YOUR TASK » Show each line that has the string "this" in it.

RECORD EXTRACTS »
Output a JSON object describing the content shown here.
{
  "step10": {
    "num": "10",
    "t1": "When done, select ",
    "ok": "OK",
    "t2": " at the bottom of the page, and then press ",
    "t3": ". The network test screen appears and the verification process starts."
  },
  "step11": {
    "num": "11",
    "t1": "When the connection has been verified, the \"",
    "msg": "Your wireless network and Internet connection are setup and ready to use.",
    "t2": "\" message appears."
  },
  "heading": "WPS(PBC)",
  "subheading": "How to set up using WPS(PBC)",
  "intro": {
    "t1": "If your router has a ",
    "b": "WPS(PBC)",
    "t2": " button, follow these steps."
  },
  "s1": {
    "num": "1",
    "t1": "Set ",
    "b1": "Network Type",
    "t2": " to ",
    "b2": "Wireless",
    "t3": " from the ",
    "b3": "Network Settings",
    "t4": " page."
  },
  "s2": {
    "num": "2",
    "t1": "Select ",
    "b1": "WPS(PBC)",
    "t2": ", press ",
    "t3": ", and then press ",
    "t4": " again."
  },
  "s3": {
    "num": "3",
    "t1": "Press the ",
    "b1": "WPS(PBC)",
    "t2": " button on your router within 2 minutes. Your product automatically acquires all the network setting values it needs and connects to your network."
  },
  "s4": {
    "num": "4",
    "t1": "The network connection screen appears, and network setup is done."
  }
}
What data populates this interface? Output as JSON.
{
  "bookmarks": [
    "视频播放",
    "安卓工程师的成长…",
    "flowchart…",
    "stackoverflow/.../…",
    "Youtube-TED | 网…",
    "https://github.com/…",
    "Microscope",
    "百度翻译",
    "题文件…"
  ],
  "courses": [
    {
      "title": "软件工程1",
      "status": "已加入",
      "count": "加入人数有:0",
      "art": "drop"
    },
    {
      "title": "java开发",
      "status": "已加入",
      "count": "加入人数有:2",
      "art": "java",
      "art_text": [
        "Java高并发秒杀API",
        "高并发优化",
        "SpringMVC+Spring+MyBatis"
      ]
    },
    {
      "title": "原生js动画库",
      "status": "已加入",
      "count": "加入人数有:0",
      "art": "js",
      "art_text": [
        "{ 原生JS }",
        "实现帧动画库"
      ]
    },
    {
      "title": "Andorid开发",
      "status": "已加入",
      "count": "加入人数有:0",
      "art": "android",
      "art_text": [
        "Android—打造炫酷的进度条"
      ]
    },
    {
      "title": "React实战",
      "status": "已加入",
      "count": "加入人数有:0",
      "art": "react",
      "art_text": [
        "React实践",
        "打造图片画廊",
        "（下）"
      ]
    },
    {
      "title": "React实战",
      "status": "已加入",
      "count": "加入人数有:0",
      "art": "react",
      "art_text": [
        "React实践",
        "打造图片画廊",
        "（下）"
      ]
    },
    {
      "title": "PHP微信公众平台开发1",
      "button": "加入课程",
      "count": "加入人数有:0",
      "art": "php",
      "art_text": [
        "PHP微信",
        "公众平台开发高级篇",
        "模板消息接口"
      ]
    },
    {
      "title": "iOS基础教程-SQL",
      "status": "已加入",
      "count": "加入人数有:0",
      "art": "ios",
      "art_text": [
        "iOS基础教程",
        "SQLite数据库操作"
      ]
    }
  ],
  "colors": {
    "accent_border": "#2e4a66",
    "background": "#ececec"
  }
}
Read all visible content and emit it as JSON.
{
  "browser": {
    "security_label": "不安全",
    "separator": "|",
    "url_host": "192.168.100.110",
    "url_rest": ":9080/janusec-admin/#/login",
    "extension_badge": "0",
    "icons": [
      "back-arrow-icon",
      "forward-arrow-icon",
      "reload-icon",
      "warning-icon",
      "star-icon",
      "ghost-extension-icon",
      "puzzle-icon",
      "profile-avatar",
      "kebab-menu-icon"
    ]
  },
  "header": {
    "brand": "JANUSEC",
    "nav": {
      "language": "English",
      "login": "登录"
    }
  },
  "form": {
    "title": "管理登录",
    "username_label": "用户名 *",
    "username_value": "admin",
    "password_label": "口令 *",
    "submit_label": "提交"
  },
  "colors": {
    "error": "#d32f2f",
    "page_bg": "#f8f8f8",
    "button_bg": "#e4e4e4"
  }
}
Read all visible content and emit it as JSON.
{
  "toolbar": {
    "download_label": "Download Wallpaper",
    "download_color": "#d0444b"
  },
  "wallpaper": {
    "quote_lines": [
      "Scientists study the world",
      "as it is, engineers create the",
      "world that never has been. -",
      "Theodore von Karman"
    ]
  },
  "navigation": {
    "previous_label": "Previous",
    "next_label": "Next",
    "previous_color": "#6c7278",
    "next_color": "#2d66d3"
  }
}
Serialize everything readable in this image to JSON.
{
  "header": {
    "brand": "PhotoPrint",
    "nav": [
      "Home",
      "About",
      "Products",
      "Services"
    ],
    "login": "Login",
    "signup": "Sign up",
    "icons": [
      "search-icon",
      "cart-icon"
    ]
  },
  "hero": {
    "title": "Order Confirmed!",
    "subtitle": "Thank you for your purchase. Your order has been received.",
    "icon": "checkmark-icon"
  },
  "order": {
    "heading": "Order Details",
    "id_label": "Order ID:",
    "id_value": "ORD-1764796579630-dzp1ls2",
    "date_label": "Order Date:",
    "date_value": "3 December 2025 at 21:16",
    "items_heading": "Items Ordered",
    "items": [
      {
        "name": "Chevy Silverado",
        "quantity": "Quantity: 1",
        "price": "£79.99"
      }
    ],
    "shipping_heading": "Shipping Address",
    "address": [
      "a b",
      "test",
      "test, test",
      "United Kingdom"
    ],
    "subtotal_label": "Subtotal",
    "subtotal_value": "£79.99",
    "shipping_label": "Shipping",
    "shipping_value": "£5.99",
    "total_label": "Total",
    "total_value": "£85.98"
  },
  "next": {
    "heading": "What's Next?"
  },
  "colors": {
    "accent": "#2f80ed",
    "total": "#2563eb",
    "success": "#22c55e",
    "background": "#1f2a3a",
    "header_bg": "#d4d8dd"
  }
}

RIGHT ANSWER »
What data populates this interface? Output as JSON.
Serialize everything readable in this image to JSON.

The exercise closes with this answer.